■ Aim of the exercise
Which lines in the records below contain the word "meilleure"? Copy each of them.

Dataset records
==================================================

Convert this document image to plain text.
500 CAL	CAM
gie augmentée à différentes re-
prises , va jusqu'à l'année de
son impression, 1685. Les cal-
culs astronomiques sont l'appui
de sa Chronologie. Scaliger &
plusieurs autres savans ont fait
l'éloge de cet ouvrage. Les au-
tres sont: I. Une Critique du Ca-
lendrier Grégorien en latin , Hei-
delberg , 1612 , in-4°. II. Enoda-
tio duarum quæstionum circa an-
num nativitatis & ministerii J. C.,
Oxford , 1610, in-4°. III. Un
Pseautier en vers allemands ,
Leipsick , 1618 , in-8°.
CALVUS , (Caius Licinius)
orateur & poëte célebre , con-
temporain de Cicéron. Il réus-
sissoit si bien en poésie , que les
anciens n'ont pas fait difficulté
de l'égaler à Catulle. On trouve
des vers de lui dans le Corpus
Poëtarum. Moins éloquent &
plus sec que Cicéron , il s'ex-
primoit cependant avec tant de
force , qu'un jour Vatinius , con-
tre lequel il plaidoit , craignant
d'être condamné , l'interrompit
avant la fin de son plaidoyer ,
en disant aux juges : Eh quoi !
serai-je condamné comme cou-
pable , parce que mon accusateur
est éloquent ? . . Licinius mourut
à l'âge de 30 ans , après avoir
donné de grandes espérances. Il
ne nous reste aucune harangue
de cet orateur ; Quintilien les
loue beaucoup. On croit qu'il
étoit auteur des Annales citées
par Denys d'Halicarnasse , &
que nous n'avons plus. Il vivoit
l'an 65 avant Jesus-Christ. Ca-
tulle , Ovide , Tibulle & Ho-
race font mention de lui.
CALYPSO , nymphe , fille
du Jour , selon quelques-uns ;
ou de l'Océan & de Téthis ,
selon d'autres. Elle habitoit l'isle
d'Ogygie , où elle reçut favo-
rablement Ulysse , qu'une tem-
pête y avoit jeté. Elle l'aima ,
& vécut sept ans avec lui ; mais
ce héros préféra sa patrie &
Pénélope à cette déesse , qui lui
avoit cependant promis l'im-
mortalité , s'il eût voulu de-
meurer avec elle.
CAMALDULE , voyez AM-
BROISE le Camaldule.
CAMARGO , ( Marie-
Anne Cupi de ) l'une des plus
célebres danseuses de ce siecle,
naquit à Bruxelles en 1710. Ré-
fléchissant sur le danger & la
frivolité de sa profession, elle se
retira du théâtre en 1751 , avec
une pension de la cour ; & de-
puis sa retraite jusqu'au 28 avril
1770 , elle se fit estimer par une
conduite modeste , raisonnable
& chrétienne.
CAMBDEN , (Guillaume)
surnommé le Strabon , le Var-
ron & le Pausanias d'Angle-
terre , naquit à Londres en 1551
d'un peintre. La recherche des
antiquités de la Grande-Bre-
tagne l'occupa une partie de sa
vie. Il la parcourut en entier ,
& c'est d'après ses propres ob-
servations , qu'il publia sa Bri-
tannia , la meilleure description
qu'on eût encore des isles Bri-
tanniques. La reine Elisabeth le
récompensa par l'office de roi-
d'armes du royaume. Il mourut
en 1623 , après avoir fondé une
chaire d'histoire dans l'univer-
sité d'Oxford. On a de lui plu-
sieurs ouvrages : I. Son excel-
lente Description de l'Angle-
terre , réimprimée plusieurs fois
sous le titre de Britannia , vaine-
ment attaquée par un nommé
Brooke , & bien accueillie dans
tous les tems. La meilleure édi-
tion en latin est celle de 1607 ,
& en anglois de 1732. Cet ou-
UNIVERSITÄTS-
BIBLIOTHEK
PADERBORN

==================================================

■ Result of this task
tannia , la meilleure description
tous les tems. La meilleure édi-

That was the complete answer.